● **To be done**: Which lines have the string "this"? Copy all of them from the entries below.
____
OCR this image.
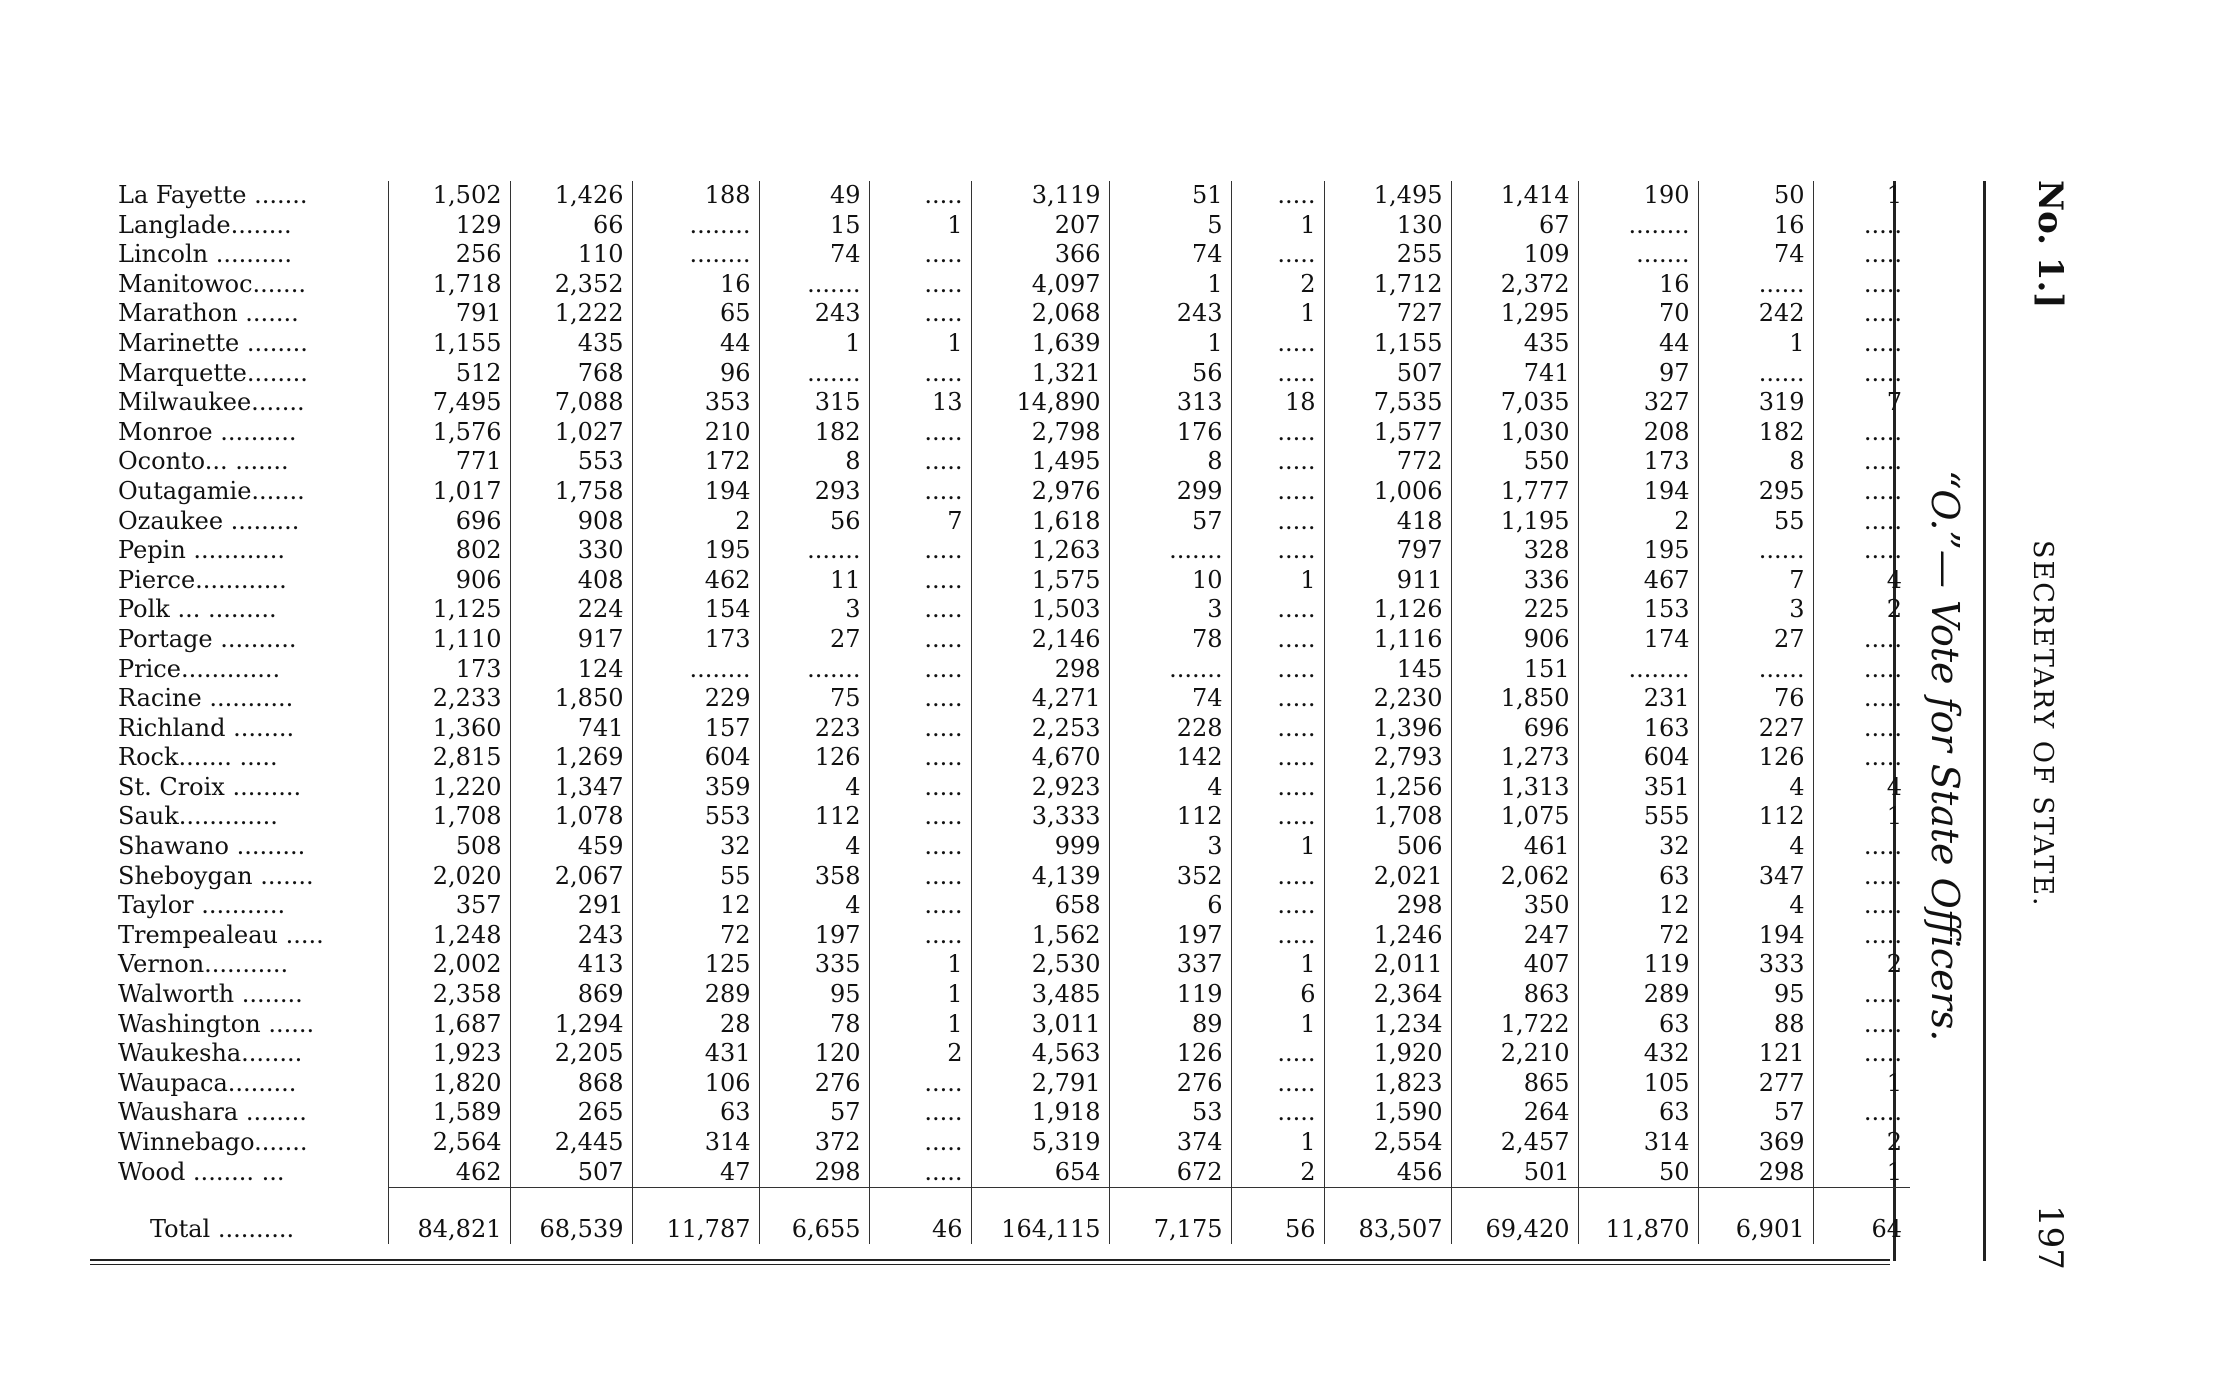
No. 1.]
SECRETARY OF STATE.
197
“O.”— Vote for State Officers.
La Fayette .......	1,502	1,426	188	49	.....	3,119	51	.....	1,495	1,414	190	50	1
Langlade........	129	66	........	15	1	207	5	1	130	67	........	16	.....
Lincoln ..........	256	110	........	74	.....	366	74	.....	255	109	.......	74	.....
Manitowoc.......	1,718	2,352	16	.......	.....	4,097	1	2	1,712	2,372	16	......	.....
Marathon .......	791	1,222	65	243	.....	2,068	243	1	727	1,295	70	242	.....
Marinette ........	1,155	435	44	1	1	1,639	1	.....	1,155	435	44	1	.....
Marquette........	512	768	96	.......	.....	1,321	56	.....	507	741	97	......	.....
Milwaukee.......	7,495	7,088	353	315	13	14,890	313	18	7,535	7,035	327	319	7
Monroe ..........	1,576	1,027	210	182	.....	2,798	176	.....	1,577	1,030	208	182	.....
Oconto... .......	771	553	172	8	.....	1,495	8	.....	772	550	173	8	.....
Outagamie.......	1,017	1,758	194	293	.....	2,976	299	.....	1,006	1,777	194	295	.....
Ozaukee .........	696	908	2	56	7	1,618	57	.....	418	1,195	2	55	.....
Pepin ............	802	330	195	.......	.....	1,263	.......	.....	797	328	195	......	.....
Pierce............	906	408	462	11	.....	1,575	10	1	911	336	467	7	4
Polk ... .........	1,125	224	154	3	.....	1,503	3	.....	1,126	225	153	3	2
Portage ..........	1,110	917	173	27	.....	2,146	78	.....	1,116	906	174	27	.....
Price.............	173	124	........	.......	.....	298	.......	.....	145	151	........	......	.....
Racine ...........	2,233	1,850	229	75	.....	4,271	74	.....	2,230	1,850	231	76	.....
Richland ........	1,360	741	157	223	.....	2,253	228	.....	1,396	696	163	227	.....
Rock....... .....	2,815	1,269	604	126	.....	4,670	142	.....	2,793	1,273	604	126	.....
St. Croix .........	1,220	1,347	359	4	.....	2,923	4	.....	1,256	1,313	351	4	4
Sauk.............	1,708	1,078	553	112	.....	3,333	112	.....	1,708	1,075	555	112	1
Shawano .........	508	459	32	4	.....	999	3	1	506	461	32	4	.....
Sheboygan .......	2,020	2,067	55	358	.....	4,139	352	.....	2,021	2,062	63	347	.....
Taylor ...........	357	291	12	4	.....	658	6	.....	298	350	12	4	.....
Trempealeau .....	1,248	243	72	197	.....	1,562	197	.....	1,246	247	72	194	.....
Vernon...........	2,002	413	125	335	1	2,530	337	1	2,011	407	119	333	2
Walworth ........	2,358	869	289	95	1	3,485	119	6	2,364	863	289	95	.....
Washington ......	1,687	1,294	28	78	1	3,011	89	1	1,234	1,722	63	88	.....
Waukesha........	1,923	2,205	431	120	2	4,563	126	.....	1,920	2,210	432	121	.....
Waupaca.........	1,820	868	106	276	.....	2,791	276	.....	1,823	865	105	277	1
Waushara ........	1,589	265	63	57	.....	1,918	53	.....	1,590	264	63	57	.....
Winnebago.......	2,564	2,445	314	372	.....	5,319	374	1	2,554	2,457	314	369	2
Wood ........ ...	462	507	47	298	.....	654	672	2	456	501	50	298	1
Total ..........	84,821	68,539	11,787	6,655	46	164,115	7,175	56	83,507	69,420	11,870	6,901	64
____
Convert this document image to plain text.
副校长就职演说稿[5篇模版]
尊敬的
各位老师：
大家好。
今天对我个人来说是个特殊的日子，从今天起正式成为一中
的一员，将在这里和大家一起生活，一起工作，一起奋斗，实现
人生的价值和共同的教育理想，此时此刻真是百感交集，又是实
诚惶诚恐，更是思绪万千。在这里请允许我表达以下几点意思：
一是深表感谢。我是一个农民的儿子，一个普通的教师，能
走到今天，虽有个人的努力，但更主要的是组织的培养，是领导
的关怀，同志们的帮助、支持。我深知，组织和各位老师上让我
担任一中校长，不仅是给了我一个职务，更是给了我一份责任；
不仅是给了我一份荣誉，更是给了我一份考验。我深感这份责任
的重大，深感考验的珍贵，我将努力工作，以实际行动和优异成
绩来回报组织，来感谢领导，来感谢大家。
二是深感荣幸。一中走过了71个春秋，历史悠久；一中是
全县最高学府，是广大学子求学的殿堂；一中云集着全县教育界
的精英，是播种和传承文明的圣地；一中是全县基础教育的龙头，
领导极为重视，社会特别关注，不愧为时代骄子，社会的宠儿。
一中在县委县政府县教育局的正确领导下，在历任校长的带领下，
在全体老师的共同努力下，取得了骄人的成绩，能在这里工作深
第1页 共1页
____
● **Expected answer**:
OCR this image.
Convert this document image to plain text.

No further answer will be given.